> _Entries shown_
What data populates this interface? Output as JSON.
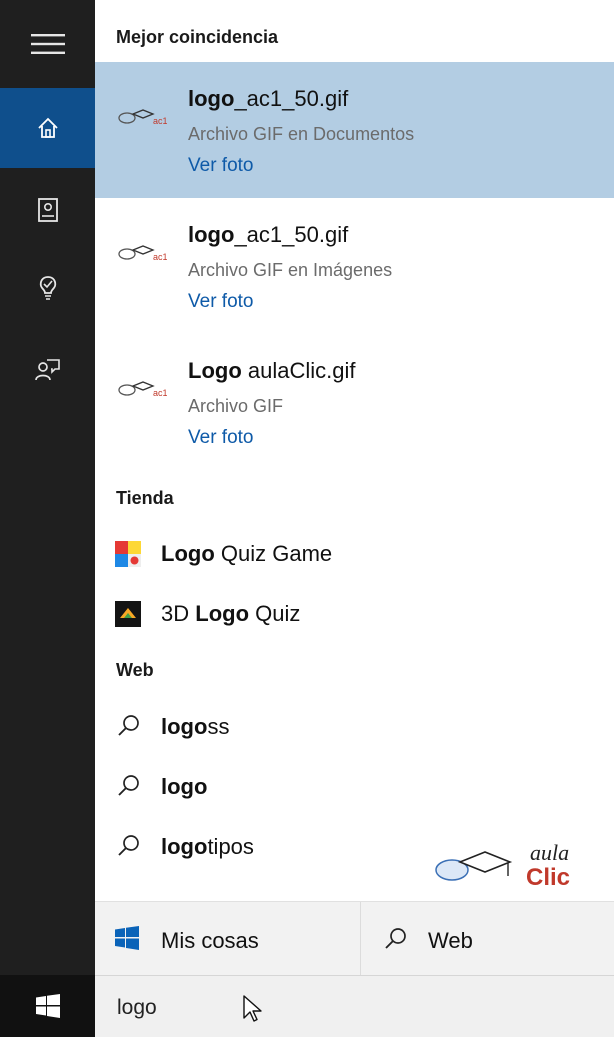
{
  "search": {
    "query": "logo"
  },
  "sections": {
    "best_match": "Mejor coincidencia",
    "store": "Tienda",
    "web": "Web"
  },
  "results": [
    {
      "title_bold": "logo",
      "title_rest": "_ac1_50.gif",
      "subtitle": "Archivo GIF en Documentos",
      "link": "Ver foto",
      "selected": true
    },
    {
      "title_bold": "logo",
      "title_rest": "_ac1_50.gif",
      "subtitle": "Archivo GIF en Imágenes",
      "link": "Ver foto",
      "selected": false
    },
    {
      "title_bold": "Logo",
      "title_rest": " aulaClic.gif",
      "subtitle": "Archivo GIF",
      "link": "Ver foto",
      "selected": false
    }
  ],
  "store_items": [
    {
      "prefix": "",
      "bold": "Logo",
      "rest": " Quiz Game",
      "icon": "logo-quiz-game-icon"
    },
    {
      "prefix": "3D ",
      "bold": "Logo",
      "rest": " Quiz",
      "icon": "3d-logo-quiz-icon"
    }
  ],
  "web_items": [
    {
      "bold": "logo",
      "rest": "ss"
    },
    {
      "bold": "logo",
      "rest": ""
    },
    {
      "bold": "logo",
      "rest": "tipos"
    }
  ],
  "bottom_tabs": {
    "mis_cosas": "Mis cosas",
    "web": "Web"
  },
  "watermark": {
    "line1": "aula",
    "line2": "Clic"
  },
  "thumb_text": "ac1e",
  "colors": {
    "rail": "#1f1f1f",
    "rail_active": "#0f4f8c",
    "selected": "#b3cde3",
    "link": "#0e5aa8"
  }
}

> _Directions for this task_
Using the material above, filter for lines holding "icon" and copy each one.

> _Answer section_
      "icon": "logo-quiz-game-icon"
      "icon": "3d-logo-quiz-icon"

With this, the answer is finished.